Every execution context (a thread at passive IRQL or a DPC running at dispatch IRQL) is associated with the point in time when execution began (i.e., the value of the _ebpf_current_epoch clock at the point where it began execution). All memory that the execution context could touch during its execution is part of that epoch.
When memory is no longer needed, it is first made non-reachable (all pointers to it are removed) after which it is stamped with the current epoch and inserted into a "free list". The timestamp the is point in time when the memory transitioned from visible -> non-visible and as such can only be returned to the OS once no active execution context could be using that memory (i.e., when memory timestamp <= _ebpf_release_epoch).
Work items
In some cases code that uses the epoch module requires more complex behavior than simply freeing memory on epoch expiry. To permit this behavior, the epoch module exposes ebpf_epoch_schedule_work_item which can be used to run a block of work when the current epoch becomes inactive (i.e., when no other execution contexts are active in this epoch). This is implemented as a special entry in the free list that causes a callback to be invoked instead of freeing the memory. The callback can then perform additional cleanup of state as needed.

● **What to do**
a – Say whether each statement agrees with the epoch passage, answering yes or no and quoting the deciding words: (i) Memory is stamped with the current epoch before it is made non-reachable. (ii) A DPC running at dispatch IRQL counts as an execution context. (iii) Work items are kept in a queue separate from the free list.
b – In the epoch passage, which function does the epoch module expose for running a block of work when the current epoch becomes inactive?
c – Pick up the epoch passage after its final sentence and continue it.

● **Dataset extract**
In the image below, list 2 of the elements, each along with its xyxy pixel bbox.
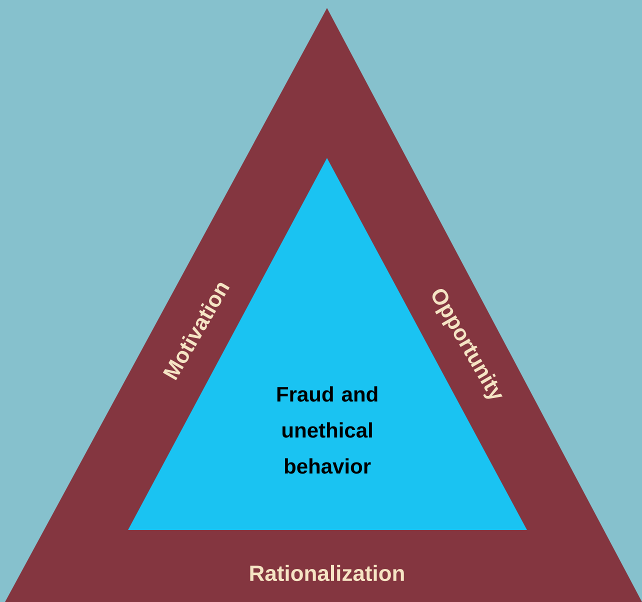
side-label: Rationalization [250, 564, 404, 582]
center-label: Fraud and unethical behavior [277, 386, 378, 474]
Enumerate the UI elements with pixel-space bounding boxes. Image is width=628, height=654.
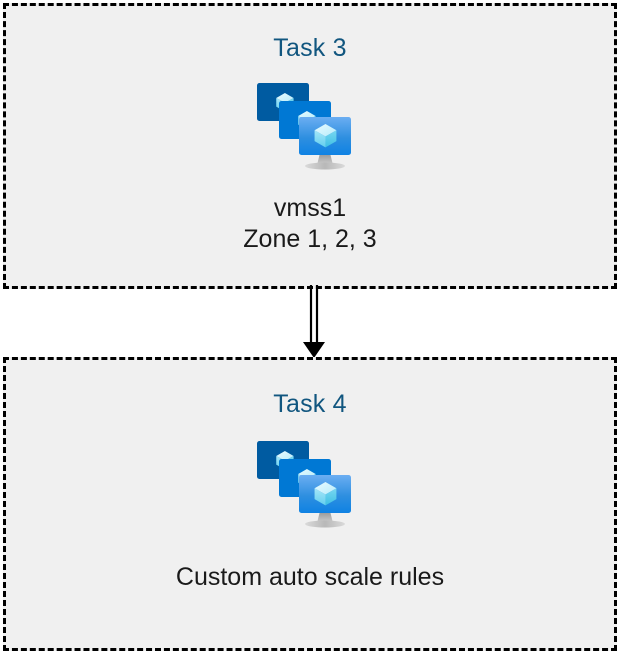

● **Responses by task**
a –
(i) No: "it is first made non-reachable (all pointers to it are removed) after which it is stamped with the current epoch"
(ii) Yes: "Every execution context (a thread at passive IRQL or a DPC running at dispatch IRQL)"
(iii) No: "This is implemented as a special entry in the free list that causes a callback to be invoked instead of freeing the memory."

b – ebpf_epoch_schedule_work_item

c –
Future investigations
The use of a common clock leads to contention when the memory state changes (i.e., when memory is freed). One possible work around might be to move from a clock driven by state change to one derived from a hardware clock. Initial prototyping seems to indicate that the use of "QueryPerformanceCounter" and its kernel equivalent are more expensive than using a state driven clock, but more investigation is probably warranted.